**** SUPPLIED DATA ****

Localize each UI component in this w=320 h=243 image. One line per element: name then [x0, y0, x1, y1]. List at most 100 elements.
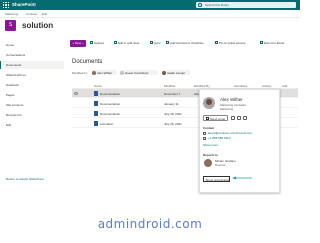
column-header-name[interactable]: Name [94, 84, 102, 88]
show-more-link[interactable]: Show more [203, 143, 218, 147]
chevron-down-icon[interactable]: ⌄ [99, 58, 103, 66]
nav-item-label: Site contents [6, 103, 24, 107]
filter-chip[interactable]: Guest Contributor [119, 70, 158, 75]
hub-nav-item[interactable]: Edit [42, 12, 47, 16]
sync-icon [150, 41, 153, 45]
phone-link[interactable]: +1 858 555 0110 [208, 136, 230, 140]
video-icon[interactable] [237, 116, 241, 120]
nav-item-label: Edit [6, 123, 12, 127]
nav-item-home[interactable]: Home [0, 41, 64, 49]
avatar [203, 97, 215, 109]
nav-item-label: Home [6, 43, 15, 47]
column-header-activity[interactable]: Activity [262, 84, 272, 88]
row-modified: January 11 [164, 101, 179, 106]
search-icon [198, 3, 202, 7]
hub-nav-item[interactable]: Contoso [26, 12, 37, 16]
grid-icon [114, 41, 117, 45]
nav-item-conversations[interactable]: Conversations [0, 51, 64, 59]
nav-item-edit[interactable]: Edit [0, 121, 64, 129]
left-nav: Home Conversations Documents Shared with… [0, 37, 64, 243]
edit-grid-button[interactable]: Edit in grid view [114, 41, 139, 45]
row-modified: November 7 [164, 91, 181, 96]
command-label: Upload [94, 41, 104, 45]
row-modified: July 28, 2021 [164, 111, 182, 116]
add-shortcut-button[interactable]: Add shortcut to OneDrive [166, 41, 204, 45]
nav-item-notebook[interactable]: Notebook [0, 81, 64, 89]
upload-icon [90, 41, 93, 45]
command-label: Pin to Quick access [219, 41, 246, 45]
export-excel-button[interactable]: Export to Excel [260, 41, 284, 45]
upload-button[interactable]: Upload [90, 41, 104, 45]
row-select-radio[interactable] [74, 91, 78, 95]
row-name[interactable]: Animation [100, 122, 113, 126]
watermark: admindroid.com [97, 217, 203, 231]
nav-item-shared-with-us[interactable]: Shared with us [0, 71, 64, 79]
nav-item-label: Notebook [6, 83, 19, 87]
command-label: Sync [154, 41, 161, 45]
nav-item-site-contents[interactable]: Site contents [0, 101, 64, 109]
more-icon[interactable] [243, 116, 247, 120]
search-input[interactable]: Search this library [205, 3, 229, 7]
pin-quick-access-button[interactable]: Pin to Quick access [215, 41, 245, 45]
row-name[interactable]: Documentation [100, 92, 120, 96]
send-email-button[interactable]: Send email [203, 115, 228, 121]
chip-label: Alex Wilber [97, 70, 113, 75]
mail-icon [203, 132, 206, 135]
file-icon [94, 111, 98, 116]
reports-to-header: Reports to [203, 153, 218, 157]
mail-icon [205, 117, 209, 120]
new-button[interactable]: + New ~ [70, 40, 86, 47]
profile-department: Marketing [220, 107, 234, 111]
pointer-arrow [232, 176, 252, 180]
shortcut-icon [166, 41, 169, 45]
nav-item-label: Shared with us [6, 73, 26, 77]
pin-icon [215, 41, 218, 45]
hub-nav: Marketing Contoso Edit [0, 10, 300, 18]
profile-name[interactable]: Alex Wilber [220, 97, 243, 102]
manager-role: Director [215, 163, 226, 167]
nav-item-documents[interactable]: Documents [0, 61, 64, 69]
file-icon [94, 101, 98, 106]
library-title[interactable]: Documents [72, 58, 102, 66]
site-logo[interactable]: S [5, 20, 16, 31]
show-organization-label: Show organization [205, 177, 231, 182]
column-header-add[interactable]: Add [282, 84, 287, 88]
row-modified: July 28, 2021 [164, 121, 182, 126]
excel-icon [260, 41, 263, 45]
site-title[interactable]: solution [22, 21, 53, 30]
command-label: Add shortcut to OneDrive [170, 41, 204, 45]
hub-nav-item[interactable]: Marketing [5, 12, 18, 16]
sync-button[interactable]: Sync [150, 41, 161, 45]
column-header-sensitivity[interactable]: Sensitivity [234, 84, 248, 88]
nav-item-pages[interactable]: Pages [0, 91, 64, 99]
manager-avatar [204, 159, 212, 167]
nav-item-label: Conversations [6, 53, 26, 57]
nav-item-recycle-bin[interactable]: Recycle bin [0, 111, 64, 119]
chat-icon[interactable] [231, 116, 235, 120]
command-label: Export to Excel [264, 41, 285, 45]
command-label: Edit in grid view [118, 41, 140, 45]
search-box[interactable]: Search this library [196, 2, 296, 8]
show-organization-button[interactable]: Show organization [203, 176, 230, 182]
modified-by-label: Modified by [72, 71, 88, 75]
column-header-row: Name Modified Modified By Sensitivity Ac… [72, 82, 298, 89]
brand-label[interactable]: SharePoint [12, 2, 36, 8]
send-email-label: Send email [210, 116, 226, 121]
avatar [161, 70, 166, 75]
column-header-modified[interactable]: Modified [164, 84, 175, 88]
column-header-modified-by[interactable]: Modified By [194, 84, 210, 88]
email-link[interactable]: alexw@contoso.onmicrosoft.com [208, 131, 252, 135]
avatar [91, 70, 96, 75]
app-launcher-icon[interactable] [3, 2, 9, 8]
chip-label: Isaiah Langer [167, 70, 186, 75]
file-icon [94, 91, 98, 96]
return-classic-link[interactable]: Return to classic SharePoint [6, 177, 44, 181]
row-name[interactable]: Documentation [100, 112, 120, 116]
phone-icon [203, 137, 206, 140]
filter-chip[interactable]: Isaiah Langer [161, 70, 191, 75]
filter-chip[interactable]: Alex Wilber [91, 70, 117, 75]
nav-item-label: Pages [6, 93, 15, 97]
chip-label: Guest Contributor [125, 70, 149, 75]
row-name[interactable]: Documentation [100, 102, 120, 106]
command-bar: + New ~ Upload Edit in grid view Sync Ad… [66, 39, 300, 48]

****
**** SUPPLIED DATA ****

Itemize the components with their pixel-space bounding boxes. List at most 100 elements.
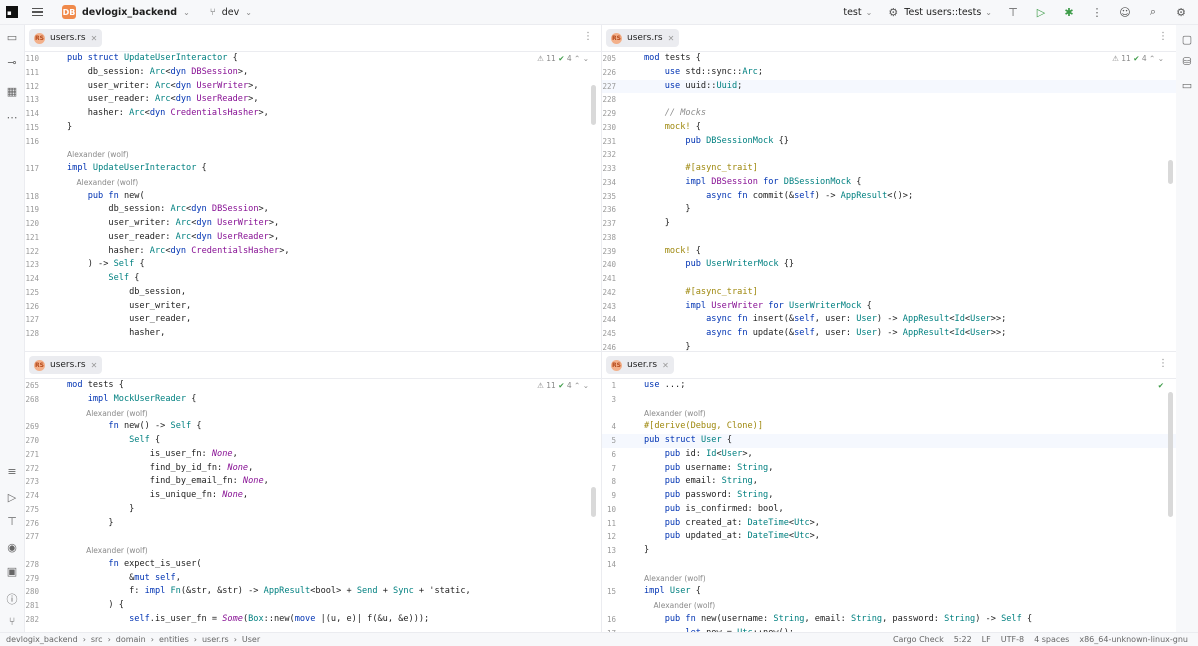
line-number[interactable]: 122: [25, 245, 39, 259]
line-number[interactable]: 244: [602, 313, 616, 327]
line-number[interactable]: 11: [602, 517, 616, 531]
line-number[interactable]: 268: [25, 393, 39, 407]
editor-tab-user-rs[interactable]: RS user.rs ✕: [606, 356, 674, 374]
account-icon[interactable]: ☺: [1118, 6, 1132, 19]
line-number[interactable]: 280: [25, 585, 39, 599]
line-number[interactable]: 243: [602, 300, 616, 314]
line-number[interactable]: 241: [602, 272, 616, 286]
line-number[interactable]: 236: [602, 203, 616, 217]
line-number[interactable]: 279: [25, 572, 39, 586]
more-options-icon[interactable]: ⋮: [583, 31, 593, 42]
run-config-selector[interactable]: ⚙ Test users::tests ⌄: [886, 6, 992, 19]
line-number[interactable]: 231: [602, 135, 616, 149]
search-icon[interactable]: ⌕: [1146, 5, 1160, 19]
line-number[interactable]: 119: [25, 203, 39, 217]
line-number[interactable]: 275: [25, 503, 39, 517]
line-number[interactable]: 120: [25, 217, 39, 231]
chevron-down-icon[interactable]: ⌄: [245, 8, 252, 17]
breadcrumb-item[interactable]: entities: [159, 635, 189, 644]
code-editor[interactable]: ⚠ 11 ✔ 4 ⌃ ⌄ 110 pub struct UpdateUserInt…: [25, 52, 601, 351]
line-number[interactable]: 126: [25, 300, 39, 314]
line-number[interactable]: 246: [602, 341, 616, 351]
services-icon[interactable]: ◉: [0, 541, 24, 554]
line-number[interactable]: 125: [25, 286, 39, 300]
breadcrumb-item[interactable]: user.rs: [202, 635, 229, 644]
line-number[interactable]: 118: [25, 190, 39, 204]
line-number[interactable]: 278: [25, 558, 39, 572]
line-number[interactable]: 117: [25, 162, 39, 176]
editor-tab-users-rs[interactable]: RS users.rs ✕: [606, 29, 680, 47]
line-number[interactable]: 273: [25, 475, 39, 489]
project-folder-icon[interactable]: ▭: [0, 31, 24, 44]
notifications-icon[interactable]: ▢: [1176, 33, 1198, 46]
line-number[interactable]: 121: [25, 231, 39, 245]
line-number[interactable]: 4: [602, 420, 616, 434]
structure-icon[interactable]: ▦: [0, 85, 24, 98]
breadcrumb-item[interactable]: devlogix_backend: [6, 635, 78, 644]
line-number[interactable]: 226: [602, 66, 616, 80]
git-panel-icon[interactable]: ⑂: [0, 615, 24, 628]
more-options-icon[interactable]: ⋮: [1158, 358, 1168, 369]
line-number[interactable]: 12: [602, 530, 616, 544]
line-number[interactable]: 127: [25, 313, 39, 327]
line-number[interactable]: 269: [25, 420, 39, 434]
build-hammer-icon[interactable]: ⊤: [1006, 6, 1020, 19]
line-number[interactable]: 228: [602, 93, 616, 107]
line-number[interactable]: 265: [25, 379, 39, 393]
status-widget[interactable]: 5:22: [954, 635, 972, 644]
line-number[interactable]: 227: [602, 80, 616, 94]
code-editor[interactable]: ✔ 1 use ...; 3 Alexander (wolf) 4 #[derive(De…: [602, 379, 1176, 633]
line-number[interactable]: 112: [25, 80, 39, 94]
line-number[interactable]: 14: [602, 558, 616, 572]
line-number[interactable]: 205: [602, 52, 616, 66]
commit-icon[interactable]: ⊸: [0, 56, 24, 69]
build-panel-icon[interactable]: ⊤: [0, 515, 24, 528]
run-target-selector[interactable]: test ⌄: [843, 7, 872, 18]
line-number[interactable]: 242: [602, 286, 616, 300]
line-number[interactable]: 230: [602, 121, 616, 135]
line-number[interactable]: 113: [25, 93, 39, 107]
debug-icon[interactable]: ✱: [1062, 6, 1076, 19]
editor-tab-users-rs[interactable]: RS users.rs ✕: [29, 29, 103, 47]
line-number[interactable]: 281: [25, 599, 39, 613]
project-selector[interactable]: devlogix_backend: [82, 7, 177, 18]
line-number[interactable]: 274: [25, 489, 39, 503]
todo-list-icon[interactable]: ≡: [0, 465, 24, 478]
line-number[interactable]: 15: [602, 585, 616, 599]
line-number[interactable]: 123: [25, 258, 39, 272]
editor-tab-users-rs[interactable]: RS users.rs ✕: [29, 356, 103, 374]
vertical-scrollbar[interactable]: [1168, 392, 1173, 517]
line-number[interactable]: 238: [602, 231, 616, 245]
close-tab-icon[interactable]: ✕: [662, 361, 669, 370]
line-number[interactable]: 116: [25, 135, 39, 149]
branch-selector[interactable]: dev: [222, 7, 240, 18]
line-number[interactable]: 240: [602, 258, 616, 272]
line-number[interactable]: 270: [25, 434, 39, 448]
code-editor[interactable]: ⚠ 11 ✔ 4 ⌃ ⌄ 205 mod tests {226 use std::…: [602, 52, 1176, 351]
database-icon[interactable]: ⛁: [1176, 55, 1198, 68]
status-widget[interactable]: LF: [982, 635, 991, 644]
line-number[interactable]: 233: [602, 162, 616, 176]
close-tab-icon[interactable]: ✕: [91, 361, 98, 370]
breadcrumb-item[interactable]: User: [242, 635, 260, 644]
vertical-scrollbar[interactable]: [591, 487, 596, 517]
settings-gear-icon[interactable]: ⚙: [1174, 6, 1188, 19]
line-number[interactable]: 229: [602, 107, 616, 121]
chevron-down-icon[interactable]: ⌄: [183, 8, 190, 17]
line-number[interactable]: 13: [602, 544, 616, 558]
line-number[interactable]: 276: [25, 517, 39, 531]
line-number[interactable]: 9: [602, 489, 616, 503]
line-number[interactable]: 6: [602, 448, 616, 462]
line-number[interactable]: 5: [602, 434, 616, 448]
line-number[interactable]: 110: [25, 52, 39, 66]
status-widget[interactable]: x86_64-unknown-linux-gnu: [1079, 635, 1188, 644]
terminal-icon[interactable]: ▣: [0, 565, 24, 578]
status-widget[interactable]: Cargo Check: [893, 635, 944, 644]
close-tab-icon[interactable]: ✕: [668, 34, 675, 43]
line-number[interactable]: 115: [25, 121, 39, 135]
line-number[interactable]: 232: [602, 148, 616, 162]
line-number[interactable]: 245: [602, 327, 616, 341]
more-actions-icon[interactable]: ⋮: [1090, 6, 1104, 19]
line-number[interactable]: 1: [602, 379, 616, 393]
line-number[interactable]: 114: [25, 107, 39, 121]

****

• EXERCISE REQUIREMENTS
Please reproduce the lines of the listing from the line that has "column-header-name[interactable]: Name [94, 84, 102, 88]" through the line that has "filter-chip[interactable]: Guest Contributor", including both ends.

• CORRECT RESPONSE
column-header-name[interactable]: Name [94, 84, 102, 88]
show-more-link[interactable]: Show more [203, 143, 218, 147]
chevron-down-icon[interactable]: ⌄ [99, 58, 103, 66]
nav-item-label: Site contents [6, 103, 24, 107]
filter-chip[interactable]: Guest Contributor [119, 70, 158, 75]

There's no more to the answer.